* _WHAT IS BEING ASKED_: Write out all of the records precisely. Skip anything that is a picture.

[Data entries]
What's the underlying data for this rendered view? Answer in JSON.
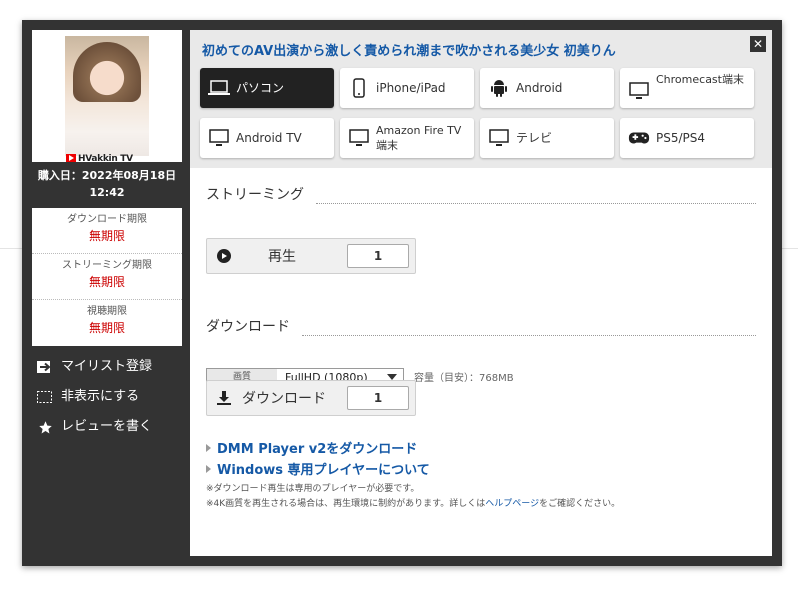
{
  "title": "初めてのAV出演から激しく責められ潮まで吹かされる美少女 初美りん",
  "thumbnail": {
    "logo": "HVakkin TV"
  },
  "purchase": {
    "line1": "購入日：2022年08月18日",
    "line2": "12:42"
  },
  "limits": [
    {
      "label": "ダウンロード期限",
      "value": "無期限"
    },
    {
      "label": "ストリーミング期限",
      "value": "無期限"
    },
    {
      "label": "視聴期限",
      "value": "無期限"
    }
  ],
  "actions": [
    {
      "label": "マイリスト登録",
      "icon": "mylist-icon"
    },
    {
      "label": "非表示にする",
      "icon": "hide-icon"
    },
    {
      "label": "レビューを書く",
      "icon": "star-icon"
    }
  ],
  "devices": [
    {
      "label": "パソコン",
      "icon": "laptop-icon",
      "active": true
    },
    {
      "label": "iPhone/iPad",
      "icon": "phone-icon",
      "active": false
    },
    {
      "label": "Android",
      "icon": "android-icon",
      "active": false
    },
    {
      "label": "Chromecast端末",
      "icon": "monitor-icon",
      "active": false
    },
    {
      "label": "Android TV",
      "icon": "monitor-icon",
      "active": false
    },
    {
      "label": "Amazon Fire TV 端末",
      "icon": "monitor-icon",
      "active": false
    },
    {
      "label": "テレビ",
      "icon": "monitor-icon",
      "active": false
    },
    {
      "label": "PS5/PS4",
      "icon": "gamepad-icon",
      "active": false
    }
  ],
  "streaming": {
    "section_title": "ストリーミング",
    "play_label": "再生",
    "count": "1"
  },
  "download": {
    "section_title": "ダウンロード",
    "quality_label": "画質",
    "quality_value": "FullHD (1080p)",
    "capacity": "容量（目安）：768MB",
    "download_label": "ダウンロード",
    "count": "1"
  },
  "links": [
    "DMM Player v2をダウンロード",
    "Windows 専用プレイヤーについて"
  ],
  "notes": {
    "note1": "※ダウンロード再生は専用のプレイヤーが必要です。",
    "note2_pre": "※4K画質を再生される場合は、再生環境に制約があります。詳しくは",
    "note2_link": "ヘルプページ",
    "note2_post": "をご確認ください。"
  },
  "colors": {
    "link_blue": "#1559a6",
    "limit_red": "#cc0000",
    "modal_dark": "#333333"
  }
}
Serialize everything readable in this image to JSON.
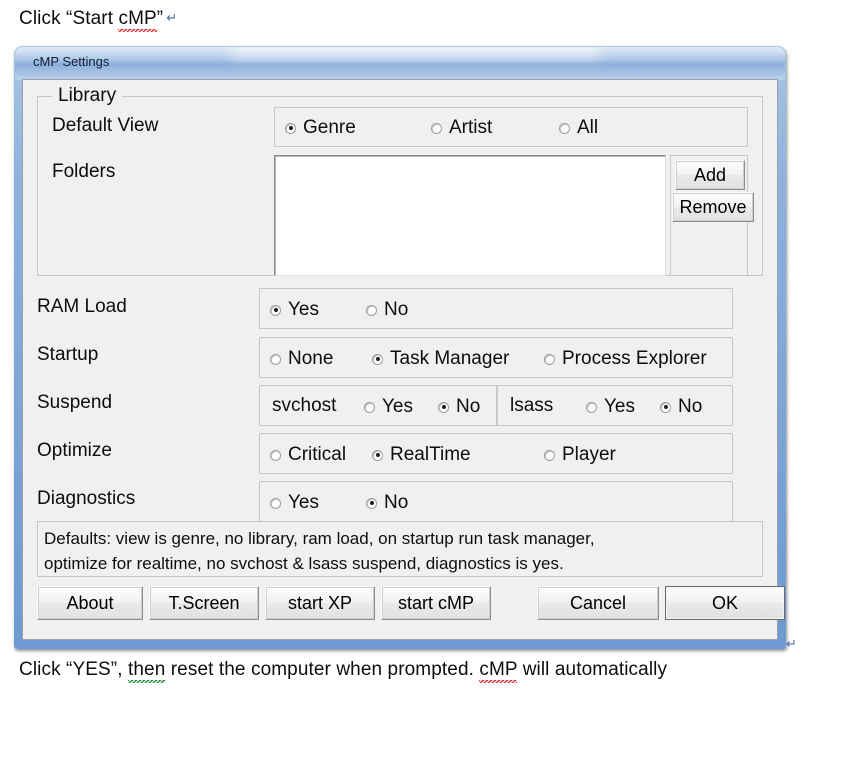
{
  "document": {
    "caption_top_pre": "Click “Start ",
    "caption_top_mis": "cMP",
    "caption_top_post": "”",
    "pilcrow": "↵",
    "caption_bottom_1": "Click “YES”, ",
    "caption_bottom_mis1": "then",
    "caption_bottom_2": " reset the computer when prompted. ",
    "caption_bottom_mis2": "cMP",
    "caption_bottom_3": " will automatically"
  },
  "window": {
    "title": "cMP Settings"
  },
  "library": {
    "legend": "Library",
    "default_view_label": "Default View",
    "default_view_options": [
      {
        "label": "Genre",
        "checked": true
      },
      {
        "label": "Artist",
        "checked": false
      },
      {
        "label": "All",
        "checked": false
      }
    ],
    "folders_label": "Folders",
    "folders_items": [],
    "add_button": "Add",
    "remove_button": "Remove"
  },
  "settings": {
    "ram_load": {
      "label": "RAM Load",
      "options": [
        {
          "label": "Yes",
          "checked": true
        },
        {
          "label": "No",
          "checked": false
        }
      ]
    },
    "startup": {
      "label": "Startup",
      "options": [
        {
          "label": "None",
          "checked": false
        },
        {
          "label": "Task Manager",
          "checked": true
        },
        {
          "label": "Process Explorer",
          "checked": false
        }
      ]
    },
    "suspend": {
      "label": "Suspend",
      "groups": [
        {
          "name": "svchost",
          "options": [
            {
              "label": "Yes",
              "checked": false
            },
            {
              "label": "No",
              "checked": true
            }
          ]
        },
        {
          "name": "lsass",
          "options": [
            {
              "label": "Yes",
              "checked": false
            },
            {
              "label": "No",
              "checked": true
            }
          ]
        }
      ]
    },
    "optimize": {
      "label": "Optimize",
      "options": [
        {
          "label": "Critical",
          "checked": false
        },
        {
          "label": "RealTime",
          "checked": true
        },
        {
          "label": "Player",
          "checked": false
        }
      ]
    },
    "diagnostics": {
      "label": "Diagnostics",
      "options": [
        {
          "label": "Yes",
          "checked": false
        },
        {
          "label": "No",
          "checked": true
        }
      ]
    }
  },
  "defaults_note": {
    "line1": "Defaults: view is genre, no library, ram load, on startup run task manager,",
    "line2": "optimize for realtime, no svchost & lsass suspend, diagnostics is yes."
  },
  "buttons": {
    "about": "About",
    "tscreen": "T.Screen",
    "start_xp": "start XP",
    "start_cmp": "start cMP",
    "cancel": "Cancel",
    "ok": "OK"
  },
  "colors": {
    "titlebar_blue": "#8fb2dd",
    "frame_blue": "#6d9ad2",
    "client_bg": "#f0f0f0",
    "text": "#0d0d0d",
    "spell_red": "#e03030",
    "grammar_green": "#1f8a3b"
  }
}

* _FINAL RESULT_:
What's the underlying data for this rendered view? Answer in JSON.
{
  "title": "初めてのAV出演から激しく責められ潮まで吹かされる美少女 初美りん",
  "thumbnail": {
    "logo": "HVakkin TV"
  },
  "purchase": {
    "line1": "購入日：2022年08月18日",
    "line2": "12:42"
  },
  "limits": [
    {
      "label": "ダウンロード期限",
      "value": "無期限"
    },
    {
      "label": "ストリーミング期限",
      "value": "無期限"
    },
    {
      "label": "視聴期限",
      "value": "無期限"
    }
  ],
  "actions": [
    {
      "label": "マイリスト登録",
      "icon": "mylist-icon"
    },
    {
      "label": "非表示にする",
      "icon": "hide-icon"
    },
    {
      "label": "レビューを書く",
      "icon": "star-icon"
    }
  ],
  "devices": [
    {
      "label": "パソコン",
      "icon": "laptop-icon",
      "active": true
    },
    {
      "label": "iPhone/iPad",
      "icon": "phone-icon",
      "active": false
    },
    {
      "label": "Android",
      "icon": "android-icon",
      "active": false
    },
    {
      "label": "Chromecast端末",
      "icon": "monitor-icon",
      "active": false
    },
    {
      "label": "Android TV",
      "icon": "monitor-icon",
      "active": false
    },
    {
      "label": "Amazon Fire TV 端末",
      "icon": "monitor-icon",
      "active": false
    },
    {
      "label": "テレビ",
      "icon": "monitor-icon",
      "active": false
    },
    {
      "label": "PS5/PS4",
      "icon": "gamepad-icon",
      "active": false
    }
  ],
  "streaming": {
    "section_title": "ストリーミング",
    "play_label": "再生",
    "count": "1"
  },
  "download": {
    "section_title": "ダウンロード",
    "quality_label": "画質",
    "quality_value": "FullHD (1080p)",
    "capacity": "容量（目安）：768MB",
    "download_label": "ダウンロード",
    "count": "1"
  },
  "links": [
    "DMM Player v2をダウンロード",
    "Windows 専用プレイヤーについて"
  ],
  "notes": {
    "note1": "※ダウンロード再生は専用のプレイヤーが必要です。",
    "note2_pre": "※4K画質を再生される場合は、再生環境に制約があります。詳しくは",
    "note2_link": "ヘルプページ",
    "note2_post": "をご確認ください。"
  },
  "colors": {
    "link_blue": "#1559a6",
    "limit_red": "#cc0000",
    "modal_dark": "#333333"
  }
}
Serialize everything readable in this image to JSON.
{
  "document": {
    "caption_top_pre": "Click “Start ",
    "caption_top_mis": "cMP",
    "caption_top_post": "”",
    "pilcrow": "↵",
    "caption_bottom_1": "Click “YES”, ",
    "caption_bottom_mis1": "then",
    "caption_bottom_2": " reset the computer when prompted. ",
    "caption_bottom_mis2": "cMP",
    "caption_bottom_3": " will automatically"
  },
  "window": {
    "title": "cMP Settings"
  },
  "library": {
    "legend": "Library",
    "default_view_label": "Default View",
    "default_view_options": [
      {
        "label": "Genre",
        "checked": true
      },
      {
        "label": "Artist",
        "checked": false
      },
      {
        "label": "All",
        "checked": false
      }
    ],
    "folders_label": "Folders",
    "folders_items": [],
    "add_button": "Add",
    "remove_button": "Remove"
  },
  "settings": {
    "ram_load": {
      "label": "RAM Load",
      "options": [
        {
          "label": "Yes",
          "checked": true
        },
        {
          "label": "No",
          "checked": false
        }
      ]
    },
    "startup": {
      "label": "Startup",
      "options": [
        {
          "label": "None",
          "checked": false
        },
        {
          "label": "Task Manager",
          "checked": true
        },
        {
          "label": "Process Explorer",
          "checked": false
        }
      ]
    },
    "suspend": {
      "label": "Suspend",
      "groups": [
        {
          "name": "svchost",
          "options": [
            {
              "label": "Yes",
              "checked": false
            },
            {
              "label": "No",
              "checked": true
            }
          ]
        },
        {
          "name": "lsass",
          "options": [
            {
              "label": "Yes",
              "checked": false
            },
            {
              "label": "No",
              "checked": true
            }
          ]
        }
      ]
    },
    "optimize": {
      "label": "Optimize",
      "options": [
        {
          "label": "Critical",
          "checked": false
        },
        {
          "label": "RealTime",
          "checked": true
        },
        {
          "label": "Player",
          "checked": false
        }
      ]
    },
    "diagnostics": {
      "label": "Diagnostics",
      "options": [
        {
          "label": "Yes",
          "checked": false
        },
        {
          "label": "No",
          "checked": true
        }
      ]
    }
  },
  "defaults_note": {
    "line1": "Defaults: view is genre, no library, ram load, on startup run task manager,",
    "line2": "optimize for realtime, no svchost & lsass suspend, diagnostics is yes."
  },
  "buttons": {
    "about": "About",
    "tscreen": "T.Screen",
    "start_xp": "start XP",
    "start_cmp": "start cMP",
    "cancel": "Cancel",
    "ok": "OK"
  },
  "colors": {
    "titlebar_blue": "#8fb2dd",
    "frame_blue": "#6d9ad2",
    "client_bg": "#f0f0f0",
    "text": "#0d0d0d",
    "spell_red": "#e03030",
    "grammar_green": "#1f8a3b"
  }
}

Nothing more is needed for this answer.